### WRITTEN TASK
Copy every line of the following data that includes the string "JSON".

(Data entries)
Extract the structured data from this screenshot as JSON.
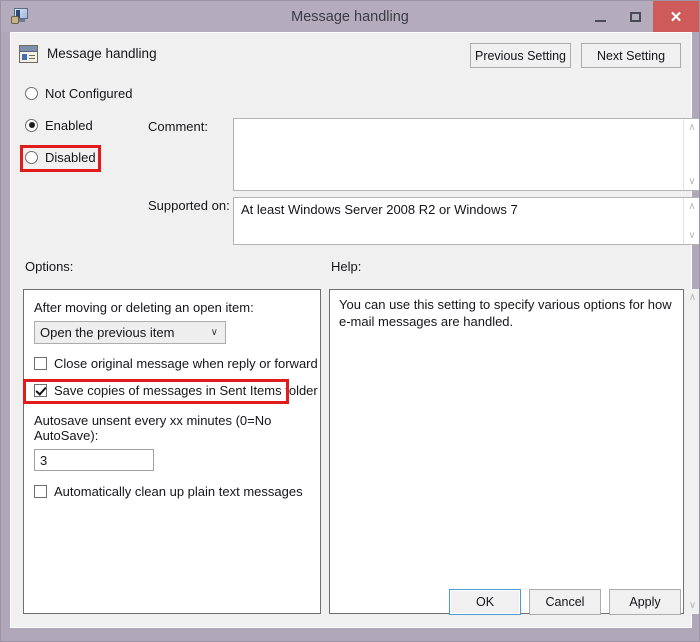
{
  "window": {
    "title": "Message handling",
    "icon": "gpo-setting-icon",
    "caption": {
      "minimize": "–",
      "maximize": "☐",
      "close": "✕"
    }
  },
  "header": {
    "icon": "policy-setting-icon",
    "title": "Message handling",
    "previous_setting": "Previous Setting",
    "next_setting": "Next Setting"
  },
  "state": {
    "options": [
      {
        "label": "Not Configured",
        "selected": false
      },
      {
        "label": "Enabled",
        "selected": true
      },
      {
        "label": "Disabled",
        "selected": false
      }
    ]
  },
  "comment": {
    "label": "Comment:",
    "value": "",
    "scroll_up": "∧",
    "scroll_down": "∨"
  },
  "supported_on": {
    "label": "Supported on:",
    "value": "At least Windows Server 2008 R2 or Windows 7",
    "scroll_up": "∧",
    "scroll_down": "∨"
  },
  "options_panel": {
    "label": "Options:",
    "dropdown_label": "After moving or deleting an open item:",
    "dropdown_value": "Open the previous item",
    "dropdown_chevron": "∨",
    "checkbox_close_original": {
      "label": "Close original message when reply or forward",
      "checked": false
    },
    "checkbox_save_copies": {
      "label": "Save copies of messages in Sent Items folder",
      "checked": true
    },
    "autosave_label": "Autosave unsent every xx minutes (0=No AutoSave):",
    "autosave_value": "3",
    "checkbox_clean_plain_text": {
      "label": "Automatically clean up plain text messages",
      "checked": false
    }
  },
  "help_panel": {
    "label": "Help:",
    "text": "You can use this setting to specify various options for how e-mail messages are handled.",
    "scroll_up": "∧",
    "scroll_down": "∨"
  },
  "footer": {
    "ok": "OK",
    "cancel": "Cancel",
    "apply": "Apply"
  },
  "colors": {
    "highlight": "#e01b1b",
    "titlebar": "#b4acbd",
    "close_button": "#cf5a5a",
    "dialog_bg": "#f0f0f0",
    "focus_border": "#4c9ad4"
  }
}
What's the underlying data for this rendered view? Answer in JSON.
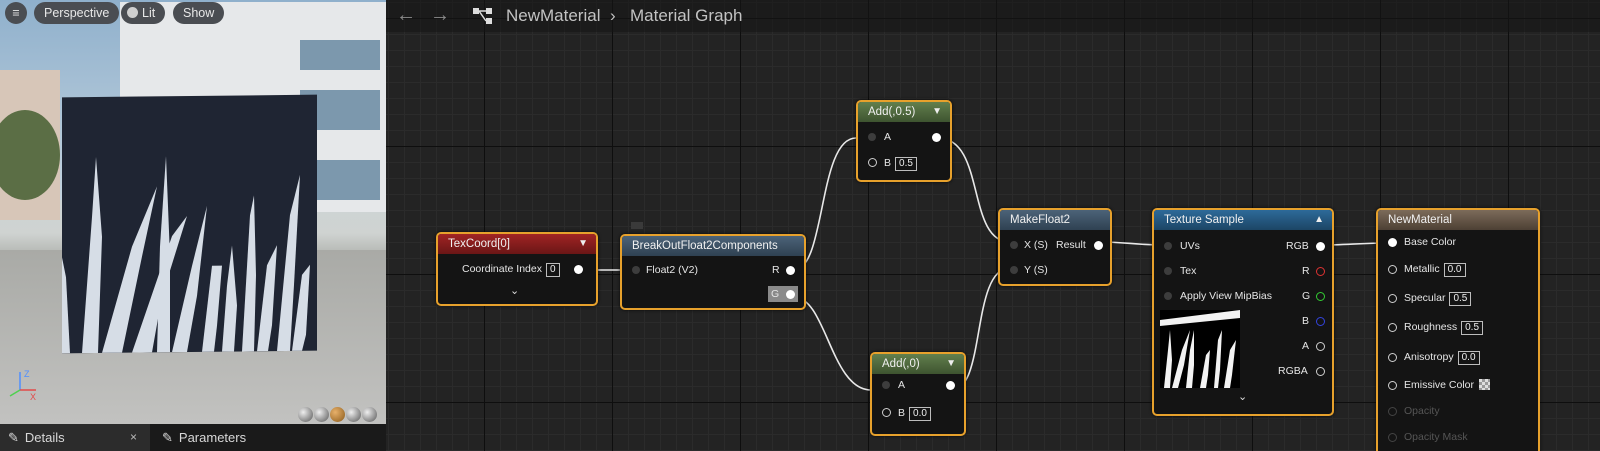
{
  "viewport": {
    "menu_icon": "hamburger-icon",
    "perspective_label": "Perspective",
    "lit_label": "Lit",
    "show_label": "Show",
    "axis": {
      "x": "X",
      "z": "Z"
    }
  },
  "panel_tabs": {
    "details_label": "Details",
    "details_close": "×",
    "parameters_label": "Parameters"
  },
  "graph_header": {
    "back_icon": "←",
    "forward_icon": "→",
    "material_name": "NewMaterial",
    "separator": "›",
    "graph_name": "Material Graph"
  },
  "nodes": {
    "texcoord": {
      "title": "TexCoord[0]",
      "param_label": "Coordinate Index",
      "param_value": "0",
      "color": "#8a1d1d"
    },
    "break": {
      "title": "BreakOutFloat2Components",
      "input": "Float2 (V2)",
      "out_r": "R",
      "out_g": "G",
      "color": "#3d5266"
    },
    "add_top": {
      "title": "Add(,0.5)",
      "in_a": "A",
      "in_b": "B",
      "b_value": "0.5",
      "color": "#4f6a3f"
    },
    "add_bottom": {
      "title": "Add(,0)",
      "in_a": "A",
      "in_b": "B",
      "b_value": "0.0",
      "color": "#4f6a3f"
    },
    "makefloat": {
      "title": "MakeFloat2",
      "in_x": "X (S)",
      "in_y": "Y (S)",
      "out": "Result",
      "color": "#3d5266"
    },
    "texsample": {
      "title": "Texture Sample",
      "uvs": "UVs",
      "tex": "Tex",
      "mipbias": "Apply View MipBias",
      "rgb": "RGB",
      "r": "R",
      "g": "G",
      "b": "B",
      "a": "A",
      "rgba": "RGBA",
      "color": "#27557a"
    },
    "material": {
      "title": "NewMaterial",
      "color": "#6b5a4a",
      "inputs": [
        {
          "label": "Base Color",
          "value": ""
        },
        {
          "label": "Metallic",
          "value": "0.0"
        },
        {
          "label": "Specular",
          "value": "0.5"
        },
        {
          "label": "Roughness",
          "value": "0.5"
        },
        {
          "label": "Anisotropy",
          "value": "0.0"
        },
        {
          "label": "Emissive Color",
          "value": ""
        },
        {
          "label": "Opacity",
          "value": ""
        },
        {
          "label": "Opacity Mask",
          "value": ""
        }
      ]
    }
  }
}
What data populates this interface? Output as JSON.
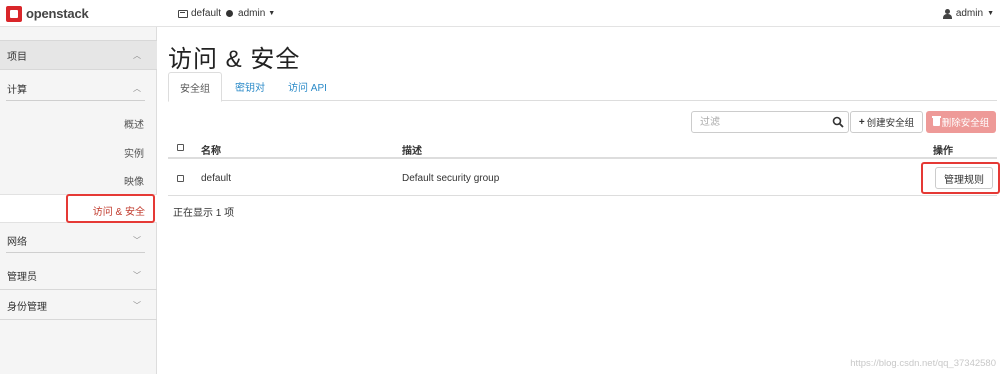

### ANSWER TO THIS EXERCISE
Extract the structured data from this screenshot as JSON.
What's the underlying data for this rendered view? Answer in JSON.
What data populates this interface? Output as JSON.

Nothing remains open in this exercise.